The request
Give the listing again character for character, but drop the images.

--- Start Rows ---

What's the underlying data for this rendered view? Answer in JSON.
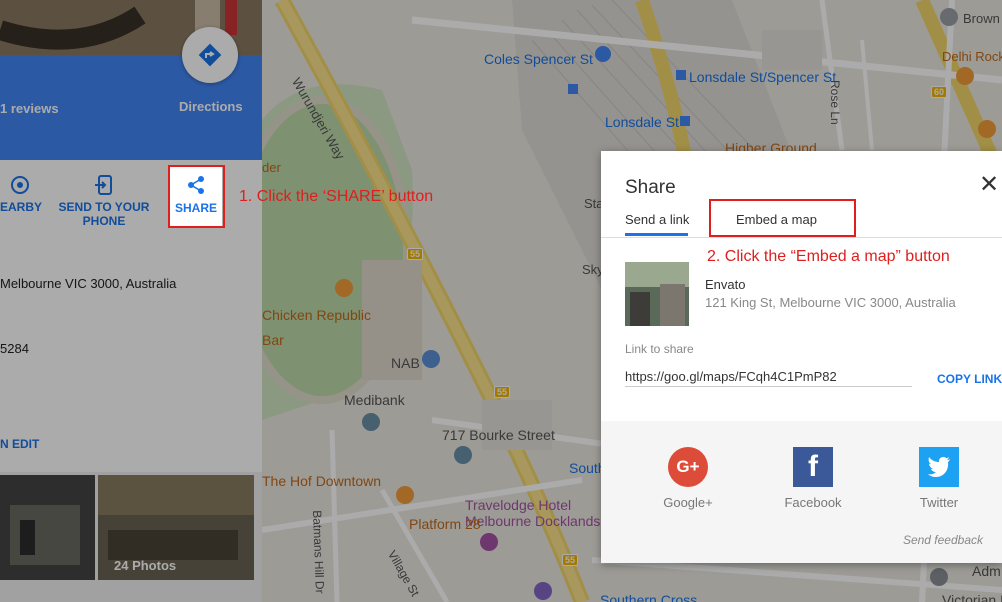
{
  "panel": {
    "reviews": "1 reviews",
    "directions_label": "Directions",
    "actions": [
      {
        "label_line1": "EARBY",
        "label_line2": ""
      },
      {
        "label_line1": "SEND TO YOUR",
        "label_line2": "PHONE"
      },
      {
        "label_line1": "SHARE",
        "label_line2": ""
      }
    ],
    "address": "Melbourne VIC 3000, Australia",
    "phone": "5284",
    "edit": "N EDIT",
    "photos_label": "24 Photos"
  },
  "map": {
    "labels": {
      "coles": "Coles Spencer St",
      "lonsdale_spencer": "Lonsdale St/Spencer St",
      "lonsdale_st": "Lonsdale St",
      "wurundjeri": "Wurundjeri Way",
      "higher_ground": "Higher Ground",
      "brown": "Brown",
      "delhi": "Delhi Rock",
      "rose_ln": "Rose Ln",
      "chicken": "Chicken Republic",
      "bar": "Bar",
      "der": "der",
      "nab": "NAB",
      "medibank": "Medibank",
      "bourke": "717 Bourke Street",
      "hof": "The Hof Downtown",
      "platform": "Platform 28",
      "travelodge1": "Travelodge Hotel",
      "travelodge2": "Melbourne Docklands",
      "batmans": "Batmans Hill Dr",
      "village": "Village St",
      "south": "South",
      "southern_cross": "Southern Cross",
      "victorian": "Victorian R",
      "adm": "Adm",
      "sta": "Sta",
      "sky": "Sky",
      "shield_55": "55",
      "shield_60": "60"
    }
  },
  "share": {
    "title": "Share",
    "tab_send": "Send a link",
    "tab_embed": "Embed a map",
    "place_name": "Envato",
    "place_address": "121 King St, Melbourne VIC 3000, Australia",
    "link_label": "Link to share",
    "link_value": "https://goo.gl/maps/FCqh4C1PmP82",
    "copy_link": "COPY LINK",
    "social": [
      {
        "name": "Google+",
        "icon": "google-plus-icon",
        "color": "#dd4b39",
        "glyph": "G+"
      },
      {
        "name": "Facebook",
        "icon": "facebook-icon",
        "color": "#3b5998",
        "glyph": "f"
      },
      {
        "name": "Twitter",
        "icon": "twitter-icon",
        "color": "#1da1f2",
        "glyph": "🐦"
      }
    ],
    "feedback": "Send feedback"
  },
  "annotations": {
    "step1": "1. Click the ‘SHARE’ button",
    "step2": "2. Click the “Embed a map” button"
  },
  "colors": {
    "accent": "#1a73e8",
    "annotation": "#e01e1e",
    "header_blue": "#4285f4"
  }
}
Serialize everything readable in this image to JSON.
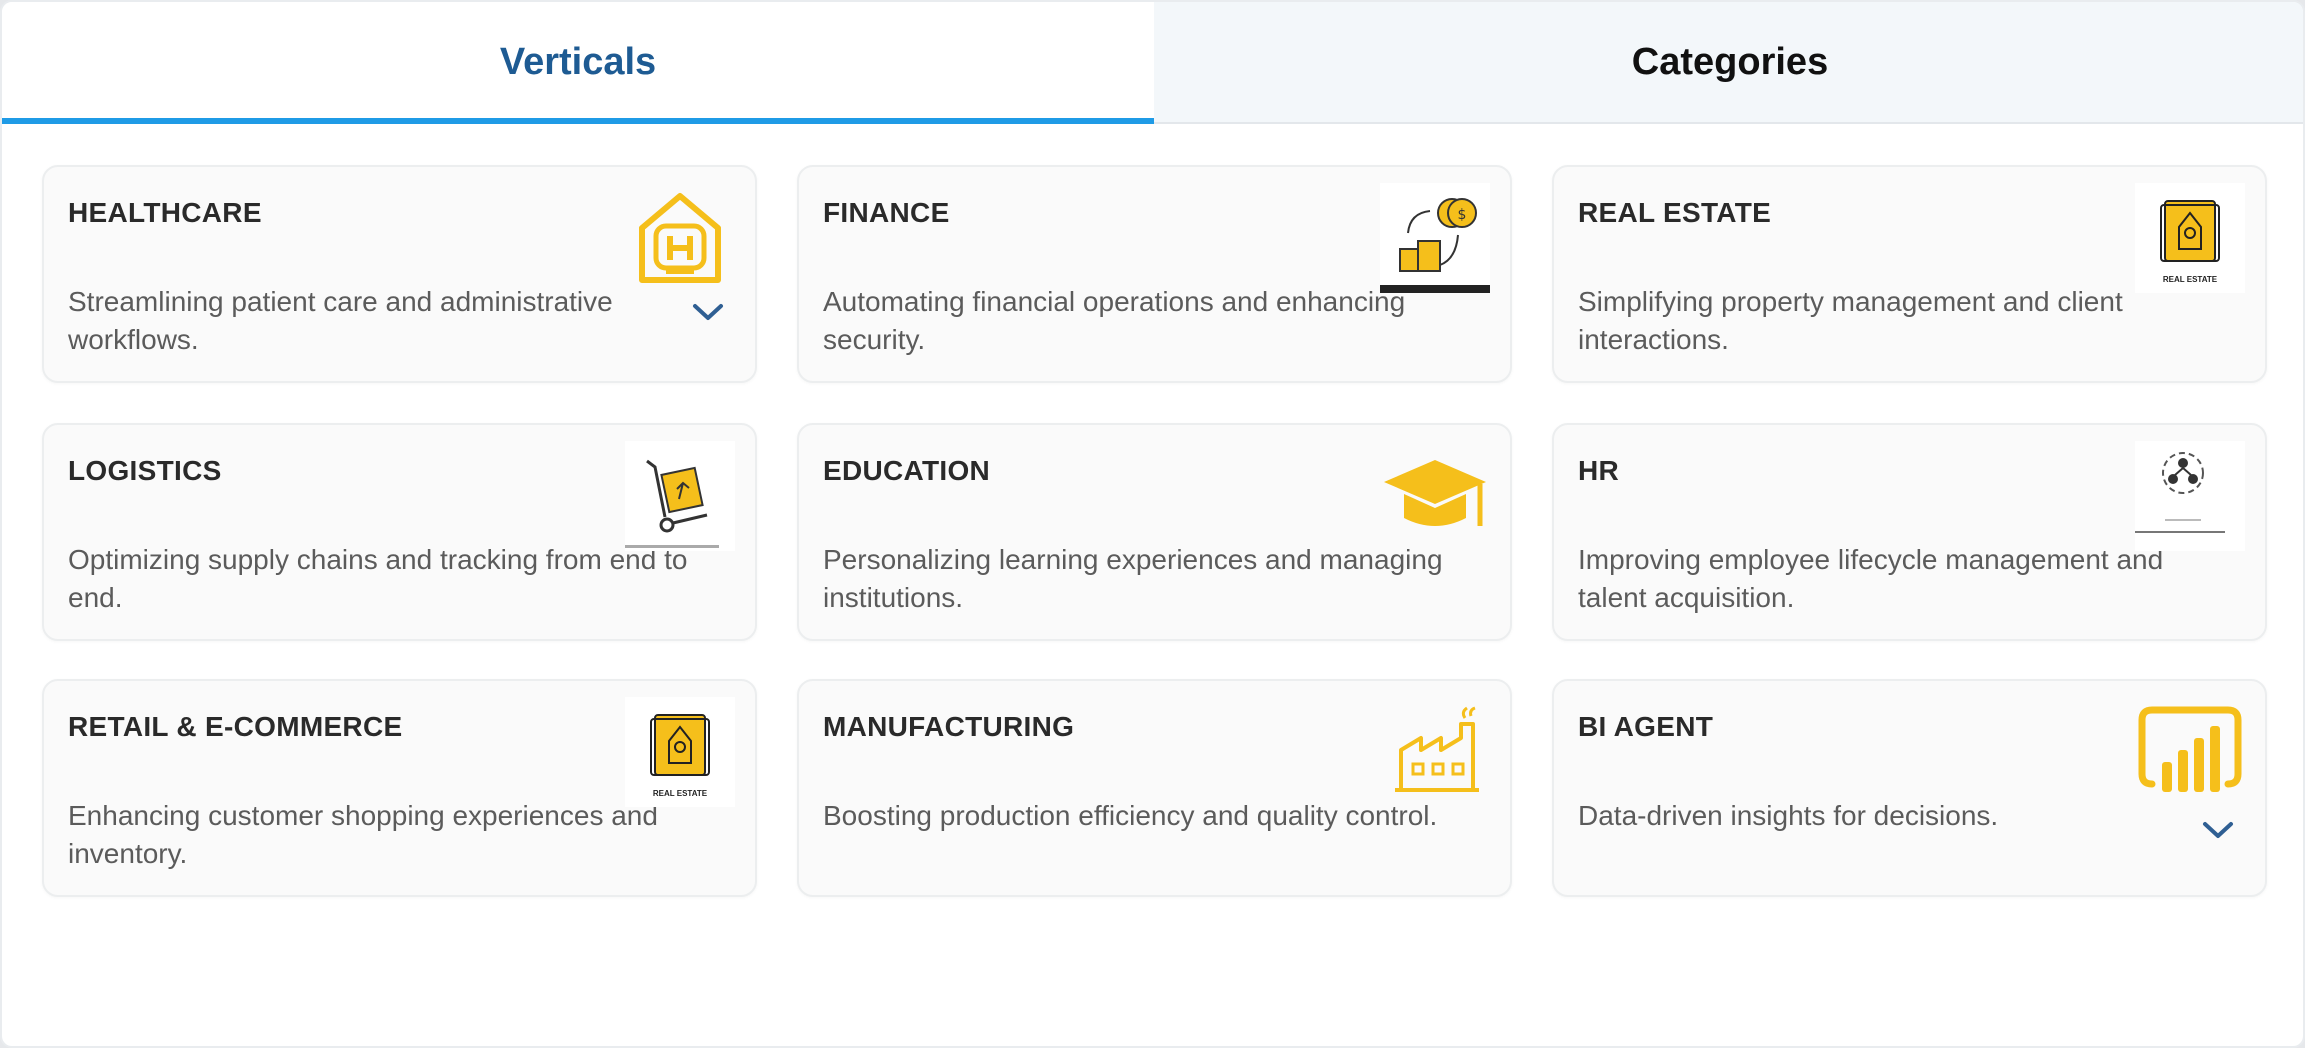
{
  "tabs": [
    {
      "label": "Verticals",
      "active": true
    },
    {
      "label": "Categories",
      "active": false
    }
  ],
  "cards": [
    {
      "title": "HEALTHCARE",
      "description": "Streamlining patient care and administrative workflows.",
      "icon": "hospital-icon",
      "expand": true
    },
    {
      "title": "FINANCE",
      "description": "Automating financial operations and enhancing security.",
      "icon": "coins-exchange-icon",
      "expand": false
    },
    {
      "title": "REAL ESTATE",
      "description": "Simplifying property management and client interactions.",
      "icon": "real-estate-icon",
      "icon_caption": "REAL ESTATE",
      "expand": false
    },
    {
      "title": "LOGISTICS",
      "description": "Optimizing supply chains and tracking from end to end.",
      "icon": "hand-truck-icon",
      "expand": false
    },
    {
      "title": "EDUCATION",
      "description": "Personalizing learning experiences and managing institutions.",
      "icon": "graduation-cap-icon",
      "expand": false
    },
    {
      "title": "HR",
      "description": "Improving employee lifecycle management and talent acquisition.",
      "icon": "team-network-icon",
      "expand": false
    },
    {
      "title": "RETAIL & E-COMMERCE",
      "description": "Enhancing customer shopping experiences and inventory.",
      "icon": "real-estate-icon",
      "icon_caption": "REAL ESTATE",
      "expand": false
    },
    {
      "title": "MANUFACTURING",
      "description": "Boosting production efficiency and quality control.",
      "icon": "factory-icon",
      "expand": false
    },
    {
      "title": "BI AGENT",
      "description": "Data-driven insights for decisions.",
      "icon": "bar-chart-icon",
      "expand": true
    }
  ],
  "colors": {
    "accent_text": "#1e5b93",
    "tab_underline": "#1f9be6",
    "icon_yellow": "#f5bf1b",
    "chevron": "#2f5f93"
  }
}
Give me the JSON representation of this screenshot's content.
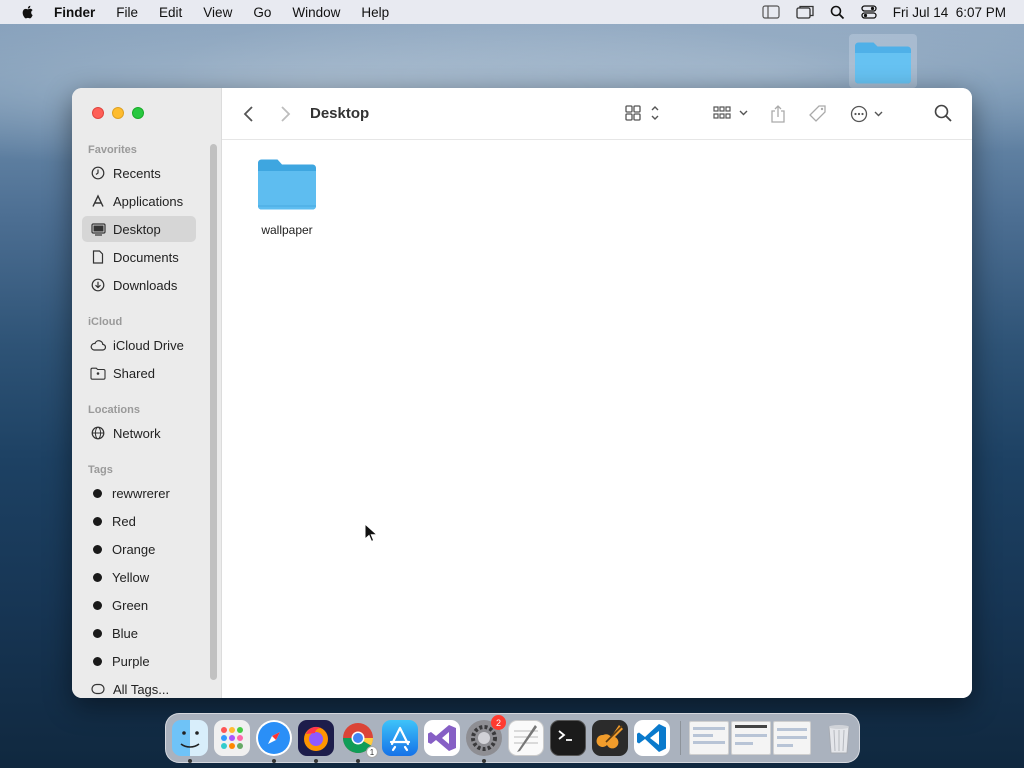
{
  "menubar": {
    "app_name": "Finder",
    "items": [
      "File",
      "Edit",
      "View",
      "Go",
      "Window",
      "Help"
    ],
    "clock": "Fri Jul 14  6:07 PM"
  },
  "window": {
    "title": "Desktop",
    "sidebar": {
      "favorites_header": "Favorites",
      "favorites": [
        {
          "label": "Recents",
          "icon": "clock-icon"
        },
        {
          "label": "Applications",
          "icon": "applications-icon"
        },
        {
          "label": "Desktop",
          "icon": "desktop-icon",
          "selected": true
        },
        {
          "label": "Documents",
          "icon": "document-icon"
        },
        {
          "label": "Downloads",
          "icon": "download-icon"
        }
      ],
      "icloud_header": "iCloud",
      "icloud": [
        {
          "label": "iCloud Drive",
          "icon": "cloud-icon"
        },
        {
          "label": "Shared",
          "icon": "shared-folder-icon"
        }
      ],
      "locations_header": "Locations",
      "locations": [
        {
          "label": "Network",
          "icon": "globe-icon"
        }
      ],
      "tags_header": "Tags",
      "tags": [
        "rewwrerer",
        "Red",
        "Orange",
        "Yellow",
        "Green",
        "Blue",
        "Purple"
      ],
      "all_tags": "All Tags..."
    },
    "files": [
      {
        "name": "wallpaper",
        "icon": "folder-icon"
      }
    ]
  },
  "dock": {
    "apps": [
      "Finder",
      "Launchpad",
      "Safari",
      "Firefox",
      "Chrome",
      "App Store",
      "Visual Studio",
      "System Settings",
      "TextEdit",
      "Terminal",
      "GarageBand",
      "VS Code"
    ],
    "settings_badge": "2",
    "chrome_badge": "1"
  },
  "colors": {
    "accent_folder": "#5ab8ec",
    "close": "#fe5f57",
    "minimize": "#febc2e",
    "maximize": "#28c840"
  }
}
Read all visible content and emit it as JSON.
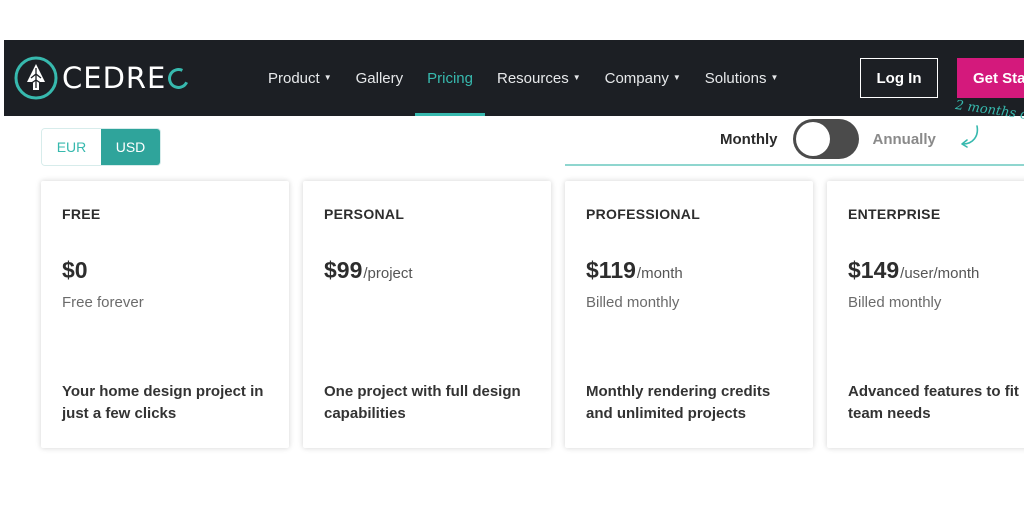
{
  "nav": {
    "logo_text": "CEDRE",
    "items": [
      {
        "label": "Product",
        "dropdown": true,
        "active": false
      },
      {
        "label": "Gallery",
        "dropdown": false,
        "active": false
      },
      {
        "label": "Pricing",
        "dropdown": false,
        "active": true
      },
      {
        "label": "Resources",
        "dropdown": true,
        "active": false
      },
      {
        "label": "Company",
        "dropdown": true,
        "active": false
      },
      {
        "label": "Solutions",
        "dropdown": true,
        "active": false
      }
    ],
    "login_label": "Log In",
    "get_started_label": "Get Sta"
  },
  "currency": {
    "options": [
      "EUR",
      "USD"
    ],
    "selected": "USD"
  },
  "billing": {
    "monthly_label": "Monthly",
    "annually_label": "Annually",
    "selected": "Monthly",
    "promo_note": "2 months o"
  },
  "plans": [
    {
      "name": "FREE",
      "price": "$0",
      "unit": "",
      "sub": "Free forever",
      "desc": "Your home design project in just a few clicks"
    },
    {
      "name": "PERSONAL",
      "price": "$99",
      "unit": "/project",
      "sub": "",
      "desc": "One project with full design capabilities"
    },
    {
      "name": "PROFESSIONAL",
      "price": "$119",
      "unit": "/month",
      "sub": "Billed monthly",
      "desc": "Monthly rendering credits and unlimited projects"
    },
    {
      "name": "ENTERPRISE",
      "price": "$149",
      "unit": "/user/month",
      "sub": "Billed monthly",
      "desc": "Advanced features to fit team needs"
    }
  ],
  "colors": {
    "nav_bg": "#1c1f24",
    "accent_teal": "#37b9ae",
    "cta_pink": "#d4197c"
  }
}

--- End Rows ---

Output for this task
What's the underlying data for this rendered view? Answer in JSON.
{
  "panel": {
    "reviews": "1 reviews",
    "directions_label": "Directions",
    "actions": [
      {
        "label_line1": "EARBY",
        "label_line2": ""
      },
      {
        "label_line1": "SEND TO YOUR",
        "label_line2": "PHONE"
      },
      {
        "label_line1": "SHARE",
        "label_line2": ""
      }
    ],
    "address": "Melbourne VIC 3000, Australia",
    "phone": "5284",
    "edit": "N EDIT",
    "photos_label": "24 Photos"
  },
  "map": {
    "labels": {
      "coles": "Coles Spencer St",
      "lonsdale_spencer": "Lonsdale St/Spencer St",
      "lonsdale_st": "Lonsdale St",
      "wurundjeri": "Wurundjeri Way",
      "higher_ground": "Higher Ground",
      "brown": "Brown",
      "delhi": "Delhi Rock",
      "rose_ln": "Rose Ln",
      "chicken": "Chicken Republic",
      "bar": "Bar",
      "der": "der",
      "nab": "NAB",
      "medibank": "Medibank",
      "bourke": "717 Bourke Street",
      "hof": "The Hof Downtown",
      "platform": "Platform 28",
      "travelodge1": "Travelodge Hotel",
      "travelodge2": "Melbourne Docklands",
      "batmans": "Batmans Hill Dr",
      "village": "Village St",
      "south": "South",
      "southern_cross": "Southern Cross",
      "victorian": "Victorian R",
      "adm": "Adm",
      "sta": "Sta",
      "sky": "Sky",
      "shield_55": "55",
      "shield_60": "60"
    }
  },
  "share": {
    "title": "Share",
    "tab_send": "Send a link",
    "tab_embed": "Embed a map",
    "place_name": "Envato",
    "place_address": "121 King St, Melbourne VIC 3000, Australia",
    "link_label": "Link to share",
    "link_value": "https://goo.gl/maps/FCqh4C1PmP82",
    "copy_link": "COPY LINK",
    "social": [
      {
        "name": "Google+",
        "icon": "google-plus-icon",
        "color": "#dd4b39",
        "glyph": "G+"
      },
      {
        "name": "Facebook",
        "icon": "facebook-icon",
        "color": "#3b5998",
        "glyph": "f"
      },
      {
        "name": "Twitter",
        "icon": "twitter-icon",
        "color": "#1da1f2",
        "glyph": "🐦"
      }
    ],
    "feedback": "Send feedback"
  },
  "annotations": {
    "step1": "1. Click the ‘SHARE’ button",
    "step2": "2. Click the “Embed a map” button"
  },
  "colors": {
    "accent": "#1a73e8",
    "annotation": "#e01e1e",
    "header_blue": "#4285f4"
  }
}
Serialize everything readable in this image to JSON.
{
  "tabs": [
    {
      "label": "Verticals",
      "active": true
    },
    {
      "label": "Categories",
      "active": false
    }
  ],
  "cards": [
    {
      "title": "HEALTHCARE",
      "description": "Streamlining patient care and administrative workflows.",
      "icon": "hospital-icon",
      "expand": true
    },
    {
      "title": "FINANCE",
      "description": "Automating financial operations and enhancing security.",
      "icon": "coins-exchange-icon",
      "expand": false
    },
    {
      "title": "REAL ESTATE",
      "description": "Simplifying property management and client interactions.",
      "icon": "real-estate-icon",
      "icon_caption": "REAL ESTATE",
      "expand": false
    },
    {
      "title": "LOGISTICS",
      "description": "Optimizing supply chains and tracking from end to end.",
      "icon": "hand-truck-icon",
      "expand": false
    },
    {
      "title": "EDUCATION",
      "description": "Personalizing learning experiences and managing institutions.",
      "icon": "graduation-cap-icon",
      "expand": false
    },
    {
      "title": "HR",
      "description": "Improving employee lifecycle management and talent acquisition.",
      "icon": "team-network-icon",
      "expand": false
    },
    {
      "title": "RETAIL & E-COMMERCE",
      "description": "Enhancing customer shopping experiences and inventory.",
      "icon": "real-estate-icon",
      "icon_caption": "REAL ESTATE",
      "expand": false
    },
    {
      "title": "MANUFACTURING",
      "description": "Boosting production efficiency and quality control.",
      "icon": "factory-icon",
      "expand": false
    },
    {
      "title": "BI AGENT",
      "description": "Data-driven insights for decisions.",
      "icon": "bar-chart-icon",
      "expand": true
    }
  ],
  "colors": {
    "accent_text": "#1e5b93",
    "tab_underline": "#1f9be6",
    "icon_yellow": "#f5bf1b",
    "chevron": "#2f5f93"
  }
}
Give me the JSON representation of this screenshot's content.
{
  "menubar": {
    "app_name": "Finder",
    "items": [
      "File",
      "Edit",
      "View",
      "Go",
      "Window",
      "Help"
    ],
    "clock": "Fri Jul 14  6:07 PM"
  },
  "window": {
    "title": "Desktop",
    "sidebar": {
      "favorites_header": "Favorites",
      "favorites": [
        {
          "label": "Recents",
          "icon": "clock-icon"
        },
        {
          "label": "Applications",
          "icon": "applications-icon"
        },
        {
          "label": "Desktop",
          "icon": "desktop-icon",
          "selected": true
        },
        {
          "label": "Documents",
          "icon": "document-icon"
        },
        {
          "label": "Downloads",
          "icon": "download-icon"
        }
      ],
      "icloud_header": "iCloud",
      "icloud": [
        {
          "label": "iCloud Drive",
          "icon": "cloud-icon"
        },
        {
          "label": "Shared",
          "icon": "shared-folder-icon"
        }
      ],
      "locations_header": "Locations",
      "locations": [
        {
          "label": "Network",
          "icon": "globe-icon"
        }
      ],
      "tags_header": "Tags",
      "tags": [
        "rewwrerer",
        "Red",
        "Orange",
        "Yellow",
        "Green",
        "Blue",
        "Purple"
      ],
      "all_tags": "All Tags..."
    },
    "files": [
      {
        "name": "wallpaper",
        "icon": "folder-icon"
      }
    ]
  },
  "dock": {
    "apps": [
      "Finder",
      "Launchpad",
      "Safari",
      "Firefox",
      "Chrome",
      "App Store",
      "Visual Studio",
      "System Settings",
      "TextEdit",
      "Terminal",
      "GarageBand",
      "VS Code"
    ],
    "settings_badge": "2",
    "chrome_badge": "1"
  },
  "colors": {
    "accent_folder": "#5ab8ec",
    "close": "#fe5f57",
    "minimize": "#febc2e",
    "maximize": "#28c840"
  }
}
Read all visible content and emit it as JSON.
{
  "nav": {
    "logo_text": "CEDRE",
    "items": [
      {
        "label": "Product",
        "dropdown": true,
        "active": false
      },
      {
        "label": "Gallery",
        "dropdown": false,
        "active": false
      },
      {
        "label": "Pricing",
        "dropdown": false,
        "active": true
      },
      {
        "label": "Resources",
        "dropdown": true,
        "active": false
      },
      {
        "label": "Company",
        "dropdown": true,
        "active": false
      },
      {
        "label": "Solutions",
        "dropdown": true,
        "active": false
      }
    ],
    "login_label": "Log In",
    "get_started_label": "Get Sta"
  },
  "currency": {
    "options": [
      "EUR",
      "USD"
    ],
    "selected": "USD"
  },
  "billing": {
    "monthly_label": "Monthly",
    "annually_label": "Annually",
    "selected": "Monthly",
    "promo_note": "2 months o"
  },
  "plans": [
    {
      "name": "FREE",
      "price": "$0",
      "unit": "",
      "sub": "Free forever",
      "desc": "Your home design project in just a few clicks"
    },
    {
      "name": "PERSONAL",
      "price": "$99",
      "unit": "/project",
      "sub": "",
      "desc": "One project with full design capabilities"
    },
    {
      "name": "PROFESSIONAL",
      "price": "$119",
      "unit": "/month",
      "sub": "Billed monthly",
      "desc": "Monthly rendering credits and unlimited projects"
    },
    {
      "name": "ENTERPRISE",
      "price": "$149",
      "unit": "/user/month",
      "sub": "Billed monthly",
      "desc": "Advanced features to fit team needs"
    }
  ],
  "colors": {
    "nav_bg": "#1c1f24",
    "accent_teal": "#37b9ae",
    "cta_pink": "#d4197c"
  }
}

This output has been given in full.